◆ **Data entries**

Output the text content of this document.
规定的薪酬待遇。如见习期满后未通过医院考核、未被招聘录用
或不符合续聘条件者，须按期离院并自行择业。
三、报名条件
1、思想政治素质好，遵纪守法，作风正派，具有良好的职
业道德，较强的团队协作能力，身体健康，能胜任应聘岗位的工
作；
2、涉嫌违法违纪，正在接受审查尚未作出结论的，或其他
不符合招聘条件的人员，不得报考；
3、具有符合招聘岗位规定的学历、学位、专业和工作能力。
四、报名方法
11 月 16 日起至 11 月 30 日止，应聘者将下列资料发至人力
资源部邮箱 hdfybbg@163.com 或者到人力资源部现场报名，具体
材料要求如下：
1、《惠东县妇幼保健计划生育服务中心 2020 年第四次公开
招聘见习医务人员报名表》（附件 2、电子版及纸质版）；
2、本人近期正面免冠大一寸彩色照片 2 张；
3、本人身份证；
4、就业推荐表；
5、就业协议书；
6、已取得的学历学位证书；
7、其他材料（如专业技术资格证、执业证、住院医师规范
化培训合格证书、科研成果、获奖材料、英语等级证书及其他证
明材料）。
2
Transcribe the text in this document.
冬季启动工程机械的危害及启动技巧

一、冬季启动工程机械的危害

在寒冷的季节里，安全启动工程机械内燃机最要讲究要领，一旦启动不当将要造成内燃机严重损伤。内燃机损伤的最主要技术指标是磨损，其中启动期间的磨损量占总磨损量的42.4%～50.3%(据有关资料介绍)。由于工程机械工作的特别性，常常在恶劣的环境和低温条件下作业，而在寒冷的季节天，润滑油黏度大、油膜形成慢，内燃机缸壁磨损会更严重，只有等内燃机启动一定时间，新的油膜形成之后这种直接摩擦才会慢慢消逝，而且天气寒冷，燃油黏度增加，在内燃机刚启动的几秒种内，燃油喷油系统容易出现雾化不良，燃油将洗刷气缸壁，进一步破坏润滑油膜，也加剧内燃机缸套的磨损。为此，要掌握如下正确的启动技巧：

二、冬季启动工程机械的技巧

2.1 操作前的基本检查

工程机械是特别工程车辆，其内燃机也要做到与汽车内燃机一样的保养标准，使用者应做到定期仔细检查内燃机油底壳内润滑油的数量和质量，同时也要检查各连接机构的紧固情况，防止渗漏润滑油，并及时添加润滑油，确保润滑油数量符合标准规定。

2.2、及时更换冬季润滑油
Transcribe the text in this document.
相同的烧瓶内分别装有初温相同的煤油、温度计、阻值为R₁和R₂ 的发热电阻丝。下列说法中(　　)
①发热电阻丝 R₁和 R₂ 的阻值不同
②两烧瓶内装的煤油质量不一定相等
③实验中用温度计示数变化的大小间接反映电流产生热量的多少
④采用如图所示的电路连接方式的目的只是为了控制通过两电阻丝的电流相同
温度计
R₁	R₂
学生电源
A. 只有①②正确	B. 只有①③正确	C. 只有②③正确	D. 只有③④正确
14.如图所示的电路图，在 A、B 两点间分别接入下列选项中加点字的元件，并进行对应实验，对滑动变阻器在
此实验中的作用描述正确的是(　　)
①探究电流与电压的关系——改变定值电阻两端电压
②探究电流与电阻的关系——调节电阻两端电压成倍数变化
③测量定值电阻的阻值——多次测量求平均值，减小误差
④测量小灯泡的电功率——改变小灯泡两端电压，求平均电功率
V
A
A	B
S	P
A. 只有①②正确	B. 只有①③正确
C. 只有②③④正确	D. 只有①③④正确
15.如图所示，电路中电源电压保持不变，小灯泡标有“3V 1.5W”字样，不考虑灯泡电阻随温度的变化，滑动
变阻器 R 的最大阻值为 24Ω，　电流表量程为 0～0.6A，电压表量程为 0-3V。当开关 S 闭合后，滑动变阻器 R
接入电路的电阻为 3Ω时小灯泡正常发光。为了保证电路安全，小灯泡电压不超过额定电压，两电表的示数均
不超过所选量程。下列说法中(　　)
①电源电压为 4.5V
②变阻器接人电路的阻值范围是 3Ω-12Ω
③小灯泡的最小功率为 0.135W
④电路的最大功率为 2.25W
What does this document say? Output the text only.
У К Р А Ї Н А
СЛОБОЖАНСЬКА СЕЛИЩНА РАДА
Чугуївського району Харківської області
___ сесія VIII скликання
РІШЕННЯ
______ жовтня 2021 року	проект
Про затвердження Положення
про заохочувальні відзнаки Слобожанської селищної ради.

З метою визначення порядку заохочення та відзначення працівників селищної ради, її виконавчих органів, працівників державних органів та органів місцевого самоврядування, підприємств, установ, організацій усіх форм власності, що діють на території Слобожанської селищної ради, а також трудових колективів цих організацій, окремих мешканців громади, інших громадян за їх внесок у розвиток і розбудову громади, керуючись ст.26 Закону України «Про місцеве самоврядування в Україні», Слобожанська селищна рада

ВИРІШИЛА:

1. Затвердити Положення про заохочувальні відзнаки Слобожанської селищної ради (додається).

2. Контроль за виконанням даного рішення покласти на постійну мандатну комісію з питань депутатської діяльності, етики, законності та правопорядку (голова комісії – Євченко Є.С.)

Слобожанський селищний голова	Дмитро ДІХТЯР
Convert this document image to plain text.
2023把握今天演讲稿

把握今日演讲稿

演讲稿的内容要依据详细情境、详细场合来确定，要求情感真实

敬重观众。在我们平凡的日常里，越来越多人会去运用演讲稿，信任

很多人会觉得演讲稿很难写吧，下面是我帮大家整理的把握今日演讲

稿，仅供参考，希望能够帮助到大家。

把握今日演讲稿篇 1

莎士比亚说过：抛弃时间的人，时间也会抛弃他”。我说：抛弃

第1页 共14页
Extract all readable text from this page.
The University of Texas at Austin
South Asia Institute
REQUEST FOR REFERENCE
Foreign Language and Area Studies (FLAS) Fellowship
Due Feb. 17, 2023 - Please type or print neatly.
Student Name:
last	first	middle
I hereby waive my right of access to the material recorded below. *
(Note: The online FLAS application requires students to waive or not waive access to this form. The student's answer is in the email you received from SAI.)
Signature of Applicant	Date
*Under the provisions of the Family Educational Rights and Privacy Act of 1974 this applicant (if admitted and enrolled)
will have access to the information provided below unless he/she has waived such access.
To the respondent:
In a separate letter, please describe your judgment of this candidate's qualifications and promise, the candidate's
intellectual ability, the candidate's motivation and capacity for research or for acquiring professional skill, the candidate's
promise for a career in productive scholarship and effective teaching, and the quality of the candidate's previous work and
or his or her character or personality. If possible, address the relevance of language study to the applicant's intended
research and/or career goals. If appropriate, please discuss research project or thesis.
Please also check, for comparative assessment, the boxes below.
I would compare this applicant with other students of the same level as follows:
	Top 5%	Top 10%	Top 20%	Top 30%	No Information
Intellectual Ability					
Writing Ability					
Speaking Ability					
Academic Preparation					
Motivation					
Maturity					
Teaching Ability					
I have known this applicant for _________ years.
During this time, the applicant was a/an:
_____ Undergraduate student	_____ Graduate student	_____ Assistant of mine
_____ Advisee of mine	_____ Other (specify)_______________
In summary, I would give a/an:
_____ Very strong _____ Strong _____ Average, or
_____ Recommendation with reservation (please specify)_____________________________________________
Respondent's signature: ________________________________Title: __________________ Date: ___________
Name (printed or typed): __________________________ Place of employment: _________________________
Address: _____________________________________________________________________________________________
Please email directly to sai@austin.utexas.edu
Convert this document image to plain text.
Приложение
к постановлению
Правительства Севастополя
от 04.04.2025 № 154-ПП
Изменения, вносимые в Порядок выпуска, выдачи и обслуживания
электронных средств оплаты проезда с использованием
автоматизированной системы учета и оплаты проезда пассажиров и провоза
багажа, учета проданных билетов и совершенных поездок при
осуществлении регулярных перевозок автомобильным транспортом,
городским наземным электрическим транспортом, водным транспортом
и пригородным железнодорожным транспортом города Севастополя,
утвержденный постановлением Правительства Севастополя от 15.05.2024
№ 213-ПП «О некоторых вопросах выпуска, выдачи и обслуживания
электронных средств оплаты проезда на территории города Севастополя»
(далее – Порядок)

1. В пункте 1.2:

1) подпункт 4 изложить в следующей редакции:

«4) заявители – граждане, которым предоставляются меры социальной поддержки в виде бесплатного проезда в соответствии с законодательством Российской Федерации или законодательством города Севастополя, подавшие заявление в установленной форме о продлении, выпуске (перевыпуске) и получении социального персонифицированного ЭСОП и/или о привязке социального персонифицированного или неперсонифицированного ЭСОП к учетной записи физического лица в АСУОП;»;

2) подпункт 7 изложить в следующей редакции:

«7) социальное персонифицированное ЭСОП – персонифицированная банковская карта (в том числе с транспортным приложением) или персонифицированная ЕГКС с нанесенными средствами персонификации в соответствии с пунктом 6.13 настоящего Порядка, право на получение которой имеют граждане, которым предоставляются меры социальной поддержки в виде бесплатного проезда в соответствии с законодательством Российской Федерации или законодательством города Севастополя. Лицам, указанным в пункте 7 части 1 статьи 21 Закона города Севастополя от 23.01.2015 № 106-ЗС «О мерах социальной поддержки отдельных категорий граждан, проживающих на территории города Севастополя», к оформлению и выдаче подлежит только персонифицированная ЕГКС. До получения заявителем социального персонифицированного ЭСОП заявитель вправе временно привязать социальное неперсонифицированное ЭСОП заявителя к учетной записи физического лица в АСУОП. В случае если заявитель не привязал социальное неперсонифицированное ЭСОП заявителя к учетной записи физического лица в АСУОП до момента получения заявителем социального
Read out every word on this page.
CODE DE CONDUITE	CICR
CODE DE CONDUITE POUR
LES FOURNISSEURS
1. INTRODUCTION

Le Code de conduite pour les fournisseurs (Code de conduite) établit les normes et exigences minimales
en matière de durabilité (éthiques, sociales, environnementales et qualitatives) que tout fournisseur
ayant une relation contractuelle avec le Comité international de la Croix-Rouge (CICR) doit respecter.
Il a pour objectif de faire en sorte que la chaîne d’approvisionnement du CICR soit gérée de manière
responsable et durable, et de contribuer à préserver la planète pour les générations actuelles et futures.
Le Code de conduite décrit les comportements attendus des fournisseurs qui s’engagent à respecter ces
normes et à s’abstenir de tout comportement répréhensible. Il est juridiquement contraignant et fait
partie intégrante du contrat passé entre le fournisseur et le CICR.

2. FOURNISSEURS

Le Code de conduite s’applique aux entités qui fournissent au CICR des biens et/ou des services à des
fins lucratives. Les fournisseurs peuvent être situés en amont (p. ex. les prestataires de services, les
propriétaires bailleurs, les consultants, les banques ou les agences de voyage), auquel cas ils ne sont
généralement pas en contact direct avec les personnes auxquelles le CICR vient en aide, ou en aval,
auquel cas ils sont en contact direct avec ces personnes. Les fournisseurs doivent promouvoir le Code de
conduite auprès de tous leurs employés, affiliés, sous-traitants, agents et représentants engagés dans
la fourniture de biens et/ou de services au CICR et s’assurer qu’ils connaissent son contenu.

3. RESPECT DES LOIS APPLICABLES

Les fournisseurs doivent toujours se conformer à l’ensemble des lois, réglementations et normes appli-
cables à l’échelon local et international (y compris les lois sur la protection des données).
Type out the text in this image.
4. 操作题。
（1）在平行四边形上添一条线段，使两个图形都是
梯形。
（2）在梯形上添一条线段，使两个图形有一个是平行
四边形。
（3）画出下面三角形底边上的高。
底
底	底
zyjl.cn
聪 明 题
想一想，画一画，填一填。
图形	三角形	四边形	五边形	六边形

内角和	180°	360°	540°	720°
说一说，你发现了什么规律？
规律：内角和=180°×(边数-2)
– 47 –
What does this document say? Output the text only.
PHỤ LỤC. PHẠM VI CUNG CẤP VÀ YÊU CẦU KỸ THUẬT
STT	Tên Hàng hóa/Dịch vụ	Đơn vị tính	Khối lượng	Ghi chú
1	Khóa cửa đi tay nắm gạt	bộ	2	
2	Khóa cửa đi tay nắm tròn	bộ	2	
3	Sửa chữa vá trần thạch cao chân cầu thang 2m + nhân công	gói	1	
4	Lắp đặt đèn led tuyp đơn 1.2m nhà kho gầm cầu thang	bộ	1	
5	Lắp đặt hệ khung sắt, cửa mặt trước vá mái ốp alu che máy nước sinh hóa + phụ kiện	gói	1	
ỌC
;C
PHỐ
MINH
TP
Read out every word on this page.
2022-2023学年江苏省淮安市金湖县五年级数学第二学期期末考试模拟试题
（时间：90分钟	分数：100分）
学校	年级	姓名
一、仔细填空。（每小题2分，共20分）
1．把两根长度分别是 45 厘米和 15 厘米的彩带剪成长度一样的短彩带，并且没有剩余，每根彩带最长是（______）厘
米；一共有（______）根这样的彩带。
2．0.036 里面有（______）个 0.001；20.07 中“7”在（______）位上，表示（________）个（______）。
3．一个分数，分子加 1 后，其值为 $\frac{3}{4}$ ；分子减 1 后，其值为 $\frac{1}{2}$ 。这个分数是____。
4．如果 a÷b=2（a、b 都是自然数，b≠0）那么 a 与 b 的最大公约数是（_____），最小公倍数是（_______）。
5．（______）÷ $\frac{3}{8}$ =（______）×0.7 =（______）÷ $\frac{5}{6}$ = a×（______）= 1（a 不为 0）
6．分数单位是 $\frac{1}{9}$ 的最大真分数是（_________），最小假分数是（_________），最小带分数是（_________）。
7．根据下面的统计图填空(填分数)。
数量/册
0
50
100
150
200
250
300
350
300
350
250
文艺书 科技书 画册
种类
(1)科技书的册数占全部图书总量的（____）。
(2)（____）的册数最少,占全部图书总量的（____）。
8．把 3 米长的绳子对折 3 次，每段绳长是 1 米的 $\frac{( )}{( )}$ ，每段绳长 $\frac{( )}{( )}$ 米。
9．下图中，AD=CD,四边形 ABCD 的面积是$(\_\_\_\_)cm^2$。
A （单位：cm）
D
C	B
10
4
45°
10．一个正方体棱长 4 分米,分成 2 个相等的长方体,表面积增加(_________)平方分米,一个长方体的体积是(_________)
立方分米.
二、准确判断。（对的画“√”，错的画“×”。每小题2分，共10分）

◆ **Task to carry out**
Where a line in the material above holds "below", copy that line.

◆ **Finished exercise**
I hereby waive my right of access to the material recorded below. *
will have access to the information provided below unless he/she has waived such access.
Please also check, for comparative assessment, the boxes below.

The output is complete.